=== Input rows ===
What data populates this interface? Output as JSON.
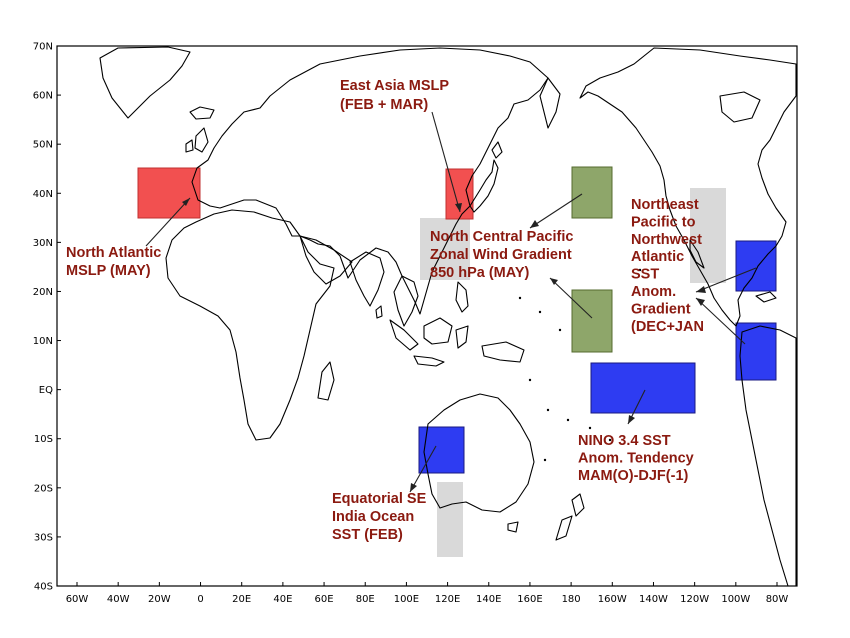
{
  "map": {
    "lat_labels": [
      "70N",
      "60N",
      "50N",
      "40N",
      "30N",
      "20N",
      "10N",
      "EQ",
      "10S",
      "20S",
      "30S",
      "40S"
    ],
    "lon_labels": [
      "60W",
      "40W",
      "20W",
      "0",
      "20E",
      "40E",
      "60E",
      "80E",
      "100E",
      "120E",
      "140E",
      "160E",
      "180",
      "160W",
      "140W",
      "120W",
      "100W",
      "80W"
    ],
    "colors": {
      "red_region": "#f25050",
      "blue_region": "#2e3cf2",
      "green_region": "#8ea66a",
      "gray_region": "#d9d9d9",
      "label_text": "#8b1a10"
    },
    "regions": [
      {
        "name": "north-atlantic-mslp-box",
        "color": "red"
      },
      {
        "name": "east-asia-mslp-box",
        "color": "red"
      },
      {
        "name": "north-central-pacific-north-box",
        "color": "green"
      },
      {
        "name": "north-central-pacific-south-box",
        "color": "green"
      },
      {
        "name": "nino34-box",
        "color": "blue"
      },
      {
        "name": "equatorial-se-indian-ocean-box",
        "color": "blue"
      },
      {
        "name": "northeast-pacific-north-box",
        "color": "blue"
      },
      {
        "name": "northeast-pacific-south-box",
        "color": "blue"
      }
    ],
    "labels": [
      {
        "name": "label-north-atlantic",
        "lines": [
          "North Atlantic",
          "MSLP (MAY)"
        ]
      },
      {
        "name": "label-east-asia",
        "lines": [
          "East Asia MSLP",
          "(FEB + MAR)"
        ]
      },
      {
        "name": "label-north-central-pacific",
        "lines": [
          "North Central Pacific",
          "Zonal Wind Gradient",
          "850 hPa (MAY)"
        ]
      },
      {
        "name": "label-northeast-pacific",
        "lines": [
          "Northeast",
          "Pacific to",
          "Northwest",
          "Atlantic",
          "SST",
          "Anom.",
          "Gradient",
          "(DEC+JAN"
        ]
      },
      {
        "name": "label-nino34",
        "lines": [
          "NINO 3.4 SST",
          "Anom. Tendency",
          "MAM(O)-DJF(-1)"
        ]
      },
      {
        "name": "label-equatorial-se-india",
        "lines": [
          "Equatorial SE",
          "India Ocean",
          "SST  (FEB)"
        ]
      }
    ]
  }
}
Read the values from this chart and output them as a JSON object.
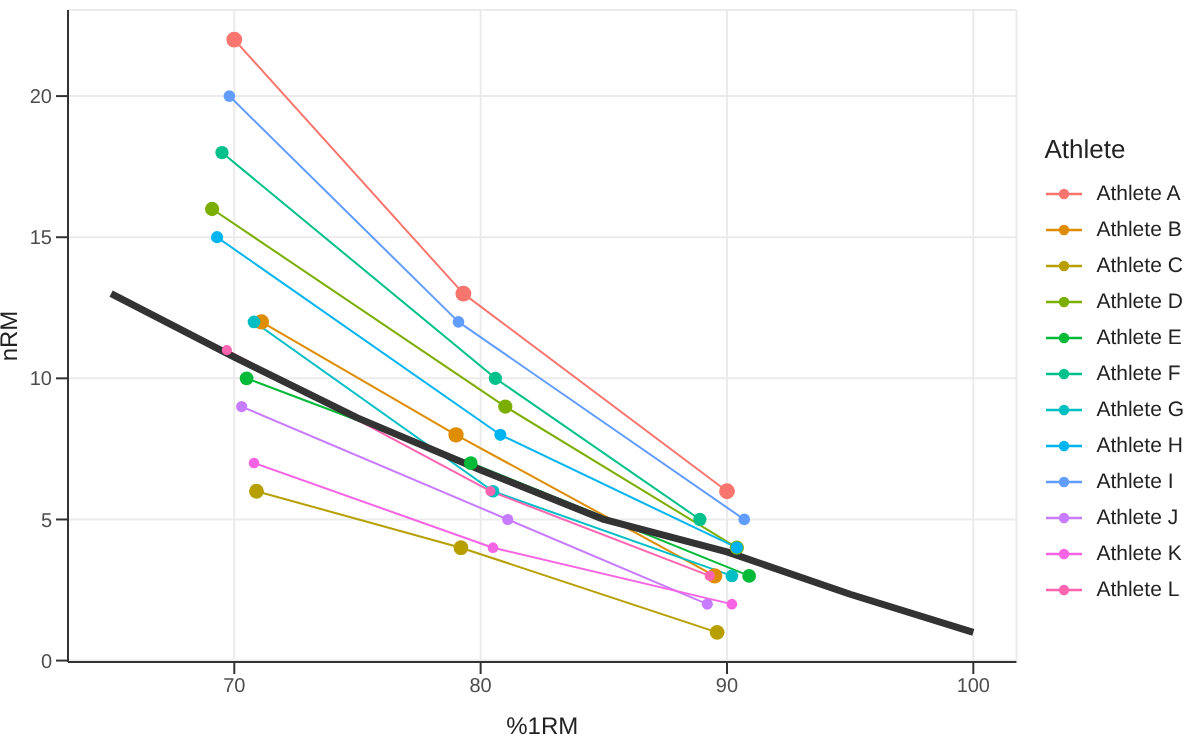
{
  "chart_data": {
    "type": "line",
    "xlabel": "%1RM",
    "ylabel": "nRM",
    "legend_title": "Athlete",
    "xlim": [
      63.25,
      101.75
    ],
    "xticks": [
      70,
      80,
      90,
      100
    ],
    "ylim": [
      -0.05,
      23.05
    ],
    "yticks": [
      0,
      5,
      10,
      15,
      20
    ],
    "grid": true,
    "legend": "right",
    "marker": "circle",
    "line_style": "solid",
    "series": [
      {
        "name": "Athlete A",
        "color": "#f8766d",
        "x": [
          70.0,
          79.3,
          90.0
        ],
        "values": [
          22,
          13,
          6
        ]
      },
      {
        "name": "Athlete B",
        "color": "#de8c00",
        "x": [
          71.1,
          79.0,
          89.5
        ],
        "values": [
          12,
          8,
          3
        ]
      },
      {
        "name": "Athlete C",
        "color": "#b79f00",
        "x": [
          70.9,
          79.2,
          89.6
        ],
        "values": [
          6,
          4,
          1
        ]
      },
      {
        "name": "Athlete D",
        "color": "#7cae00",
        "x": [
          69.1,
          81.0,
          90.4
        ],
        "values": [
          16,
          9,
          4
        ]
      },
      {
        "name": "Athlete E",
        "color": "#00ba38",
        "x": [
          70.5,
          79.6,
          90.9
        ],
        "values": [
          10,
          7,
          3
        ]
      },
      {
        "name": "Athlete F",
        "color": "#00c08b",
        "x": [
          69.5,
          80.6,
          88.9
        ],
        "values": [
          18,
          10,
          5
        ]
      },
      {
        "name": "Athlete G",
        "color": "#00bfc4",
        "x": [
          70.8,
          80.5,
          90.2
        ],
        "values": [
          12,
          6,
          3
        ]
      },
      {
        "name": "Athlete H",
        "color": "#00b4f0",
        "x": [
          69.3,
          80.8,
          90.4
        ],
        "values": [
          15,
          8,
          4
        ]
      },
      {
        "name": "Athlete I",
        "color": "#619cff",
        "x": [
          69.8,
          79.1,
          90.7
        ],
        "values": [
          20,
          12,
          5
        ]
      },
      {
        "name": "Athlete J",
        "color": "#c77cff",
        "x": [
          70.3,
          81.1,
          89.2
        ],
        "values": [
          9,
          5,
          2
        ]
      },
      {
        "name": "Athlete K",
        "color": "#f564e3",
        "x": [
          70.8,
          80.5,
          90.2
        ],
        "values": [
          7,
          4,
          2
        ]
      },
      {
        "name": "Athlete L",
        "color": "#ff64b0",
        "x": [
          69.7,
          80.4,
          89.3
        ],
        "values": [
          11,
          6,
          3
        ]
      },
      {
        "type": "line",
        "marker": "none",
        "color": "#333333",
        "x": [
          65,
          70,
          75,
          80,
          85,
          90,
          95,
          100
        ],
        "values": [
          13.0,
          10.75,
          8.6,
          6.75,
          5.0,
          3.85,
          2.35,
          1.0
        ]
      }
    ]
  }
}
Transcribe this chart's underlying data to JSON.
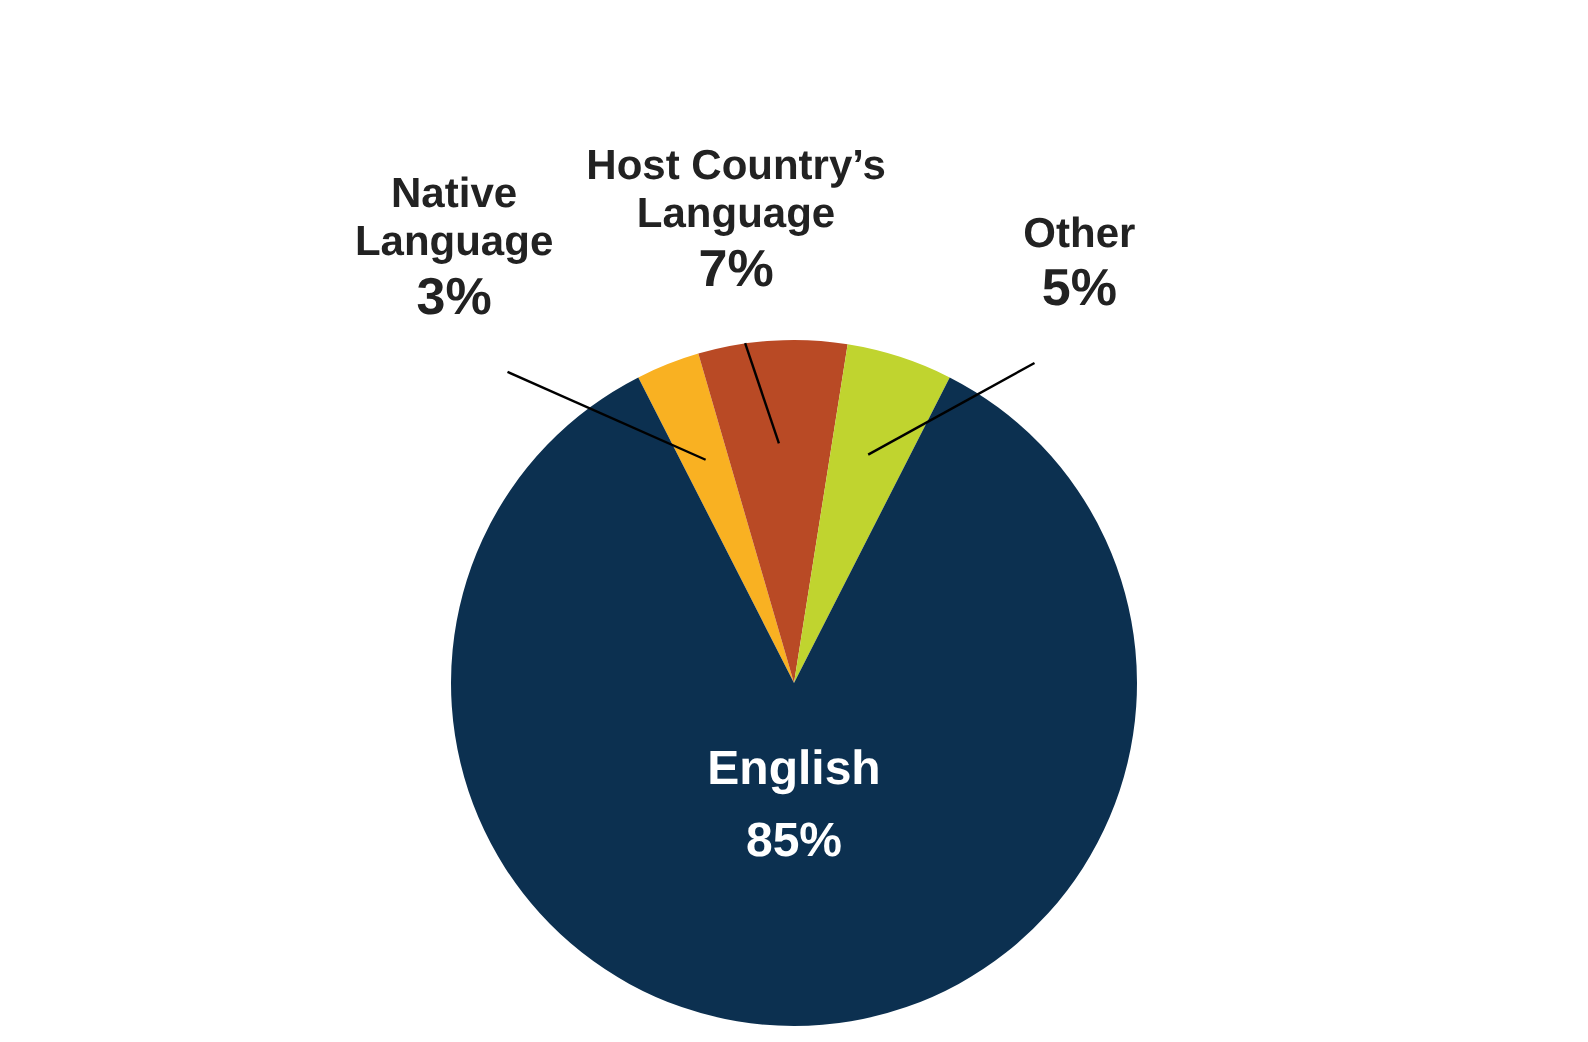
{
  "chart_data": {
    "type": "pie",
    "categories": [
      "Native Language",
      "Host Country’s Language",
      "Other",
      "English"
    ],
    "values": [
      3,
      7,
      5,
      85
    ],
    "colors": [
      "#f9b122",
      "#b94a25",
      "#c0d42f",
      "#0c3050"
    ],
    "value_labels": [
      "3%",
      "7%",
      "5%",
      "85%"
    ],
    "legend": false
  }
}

=== Challenge ===
Copy every entry word for word, but omit the pictures.

=== Full answer ===
What data populates this interface? Output as JSON.
{
  "map": {
    "lat_labels": [
      "70N",
      "60N",
      "50N",
      "40N",
      "30N",
      "20N",
      "10N",
      "EQ",
      "10S",
      "20S",
      "30S",
      "40S"
    ],
    "lon_labels": [
      "60W",
      "40W",
      "20W",
      "0",
      "20E",
      "40E",
      "60E",
      "80E",
      "100E",
      "120E",
      "140E",
      "160E",
      "180",
      "160W",
      "140W",
      "120W",
      "100W",
      "80W"
    ],
    "colors": {
      "red_region": "#f25050",
      "blue_region": "#2e3cf2",
      "green_region": "#8ea66a",
      "gray_region": "#d9d9d9",
      "label_text": "#8b1a10"
    },
    "regions": [
      {
        "name": "north-atlantic-mslp-box",
        "color": "red"
      },
      {
        "name": "east-asia-mslp-box",
        "color": "red"
      },
      {
        "name": "north-central-pacific-north-box",
        "color": "green"
      },
      {
        "name": "north-central-pacific-south-box",
        "color": "green"
      },
      {
        "name": "nino34-box",
        "color": "blue"
      },
      {
        "name": "equatorial-se-indian-ocean-box",
        "color": "blue"
      },
      {
        "name": "northeast-pacific-north-box",
        "color": "blue"
      },
      {
        "name": "northeast-pacific-south-box",
        "color": "blue"
      }
    ],
    "labels": [
      {
        "name": "label-north-atlantic",
        "lines": [
          "North Atlantic",
          "MSLP (MAY)"
        ]
      },
      {
        "name": "label-east-asia",
        "lines": [
          "East Asia MSLP",
          "(FEB + MAR)"
        ]
      },
      {
        "name": "label-north-central-pacific",
        "lines": [
          "North Central Pacific",
          "Zonal Wind Gradient",
          "850 hPa (MAY)"
        ]
      },
      {
        "name": "label-northeast-pacific",
        "lines": [
          "Northeast",
          "Pacific to",
          "Northwest",
          "Atlantic",
          "SST",
          "Anom.",
          "Gradient",
          "(DEC+JAN"
        ]
      },
      {
        "name": "label-nino34",
        "lines": [
          "NINO 3.4 SST",
          "Anom. Tendency",
          "MAM(O)-DJF(-1)"
        ]
      },
      {
        "name": "label-equatorial-se-india",
        "lines": [
          "Equatorial SE",
          "India Ocean",
          "SST  (FEB)"
        ]
      }
    ]
  }
}
Read the values from this chart and output them as a JSON object.
{
  "chart_data": {
    "type": "line",
    "xlabel": "%1RM",
    "ylabel": "nRM",
    "legend_title": "Athlete",
    "xlim": [
      63.25,
      101.75
    ],
    "xticks": [
      70,
      80,
      90,
      100
    ],
    "ylim": [
      -0.05,
      23.05
    ],
    "yticks": [
      0,
      5,
      10,
      15,
      20
    ],
    "grid": true,
    "legend": "right",
    "marker": "circle",
    "line_style": "solid",
    "series": [
      {
        "name": "Athlete A",
        "color": "#f8766d",
        "x": [
          70.0,
          79.3,
          90.0
        ],
        "values": [
          22,
          13,
          6
        ]
      },
      {
        "name": "Athlete B",
        "color": "#de8c00",
        "x": [
          71.1,
          79.0,
          89.5
        ],
        "values": [
          12,
          8,
          3
        ]
      },
      {
        "name": "Athlete C",
        "color": "#b79f00",
        "x": [
          70.9,
          79.2,
          89.6
        ],
        "values": [
          6,
          4,
          1
        ]
      },
      {
        "name": "Athlete D",
        "color": "#7cae00",
        "x": [
          69.1,
          81.0,
          90.4
        ],
        "values": [
          16,
          9,
          4
        ]
      },
      {
        "name": "Athlete E",
        "color": "#00ba38",
        "x": [
          70.5,
          79.6,
          90.9
        ],
        "values": [
          10,
          7,
          3
        ]
      },
      {
        "name": "Athlete F",
        "color": "#00c08b",
        "x": [
          69.5,
          80.6,
          88.9
        ],
        "values": [
          18,
          10,
          5
        ]
      },
      {
        "name": "Athlete G",
        "color": "#00bfc4",
        "x": [
          70.8,
          80.5,
          90.2
        ],
        "values": [
          12,
          6,
          3
        ]
      },
      {
        "name": "Athlete H",
        "color": "#00b4f0",
        "x": [
          69.3,
          80.8,
          90.4
        ],
        "values": [
          15,
          8,
          4
        ]
      },
      {
        "name": "Athlete I",
        "color": "#619cff",
        "x": [
          69.8,
          79.1,
          90.7
        ],
        "values": [
          20,
          12,
          5
        ]
      },
      {
        "name": "Athlete J",
        "color": "#c77cff",
        "x": [
          70.3,
          81.1,
          89.2
        ],
        "values": [
          9,
          5,
          2
        ]
      },
      {
        "name": "Athlete K",
        "color": "#f564e3",
        "x": [
          70.8,
          80.5,
          90.2
        ],
        "values": [
          7,
          4,
          2
        ]
      },
      {
        "name": "Athlete L",
        "color": "#ff64b0",
        "x": [
          69.7,
          80.4,
          89.3
        ],
        "values": [
          11,
          6,
          3
        ]
      },
      {
        "type": "line",
        "marker": "none",
        "color": "#333333",
        "x": [
          65,
          70,
          75,
          80,
          85,
          90,
          95,
          100
        ],
        "values": [
          13.0,
          10.75,
          8.6,
          6.75,
          5.0,
          3.85,
          2.35,
          1.0
        ]
      }
    ]
  }
}
Transcribe this chart's underlying data to JSON.
{
  "chart_data": {
    "type": "pie",
    "categories": [
      "Native Language",
      "Host Country’s Language",
      "Other",
      "English"
    ],
    "values": [
      3,
      7,
      5,
      85
    ],
    "colors": [
      "#f9b122",
      "#b94a25",
      "#c0d42f",
      "#0c3050"
    ],
    "value_labels": [
      "3%",
      "7%",
      "5%",
      "85%"
    ],
    "legend": false
  }
}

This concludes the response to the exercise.